**Information shown:**

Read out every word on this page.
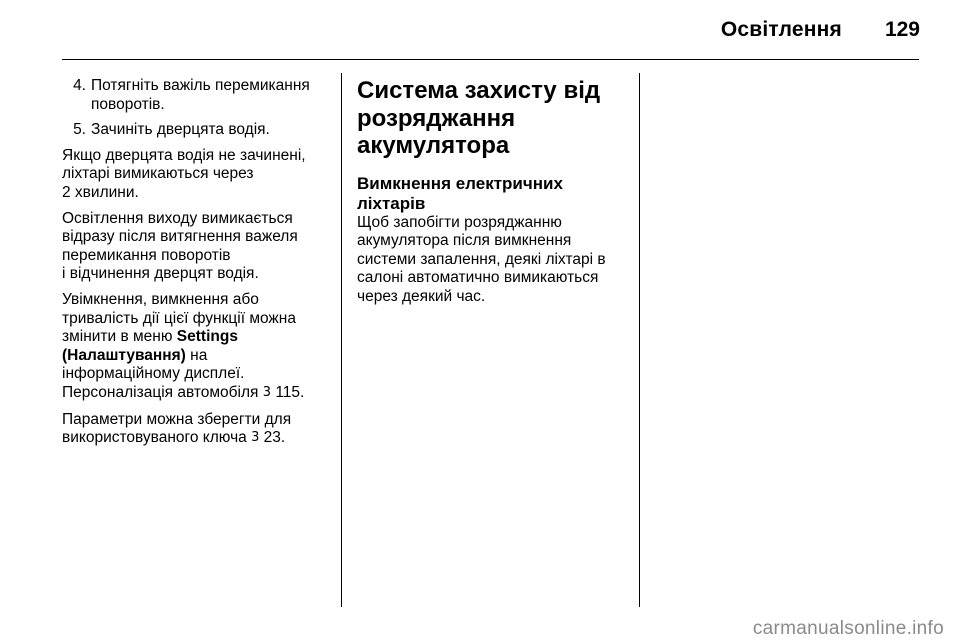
Освітлення 129
4. Потягніть важіль перемикання поворотів.
5. Зачиніть дверцята водія.

Якщо дверцята водія не зачинені, ліхтарі вимикаються через
2 хвилини.

Освітлення виходу вимикається відразу після витягнення важеля перемикання поворотів
і відчинення дверцят водія.

Увімкнення, вимкнення або тривалість дії цієї функції можна змінити в меню Settings (Налаштування) на
інформаційному дисплеї.
Персоналізація автомобіля 3 115.

Параметри можна зберегти для використовуваного ключа 3 23.

Система захисту від розряджання акумулятора
Вимкнення електричних ліхтарів

Щоб запобігти розряджанню акумулятора після вимкнення системи запалення, деякі ліхтарі в салоні автоматично вимикаються через деякий час.

carmanualsonline.info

**What you are asked to do:** Read the entries above, then pull out the lines that include "Освітлення".

**Result of this exercise:**
Освітлення 129
Освітлення виходу вимикається відразу після витягнення важеля перемикання поворотів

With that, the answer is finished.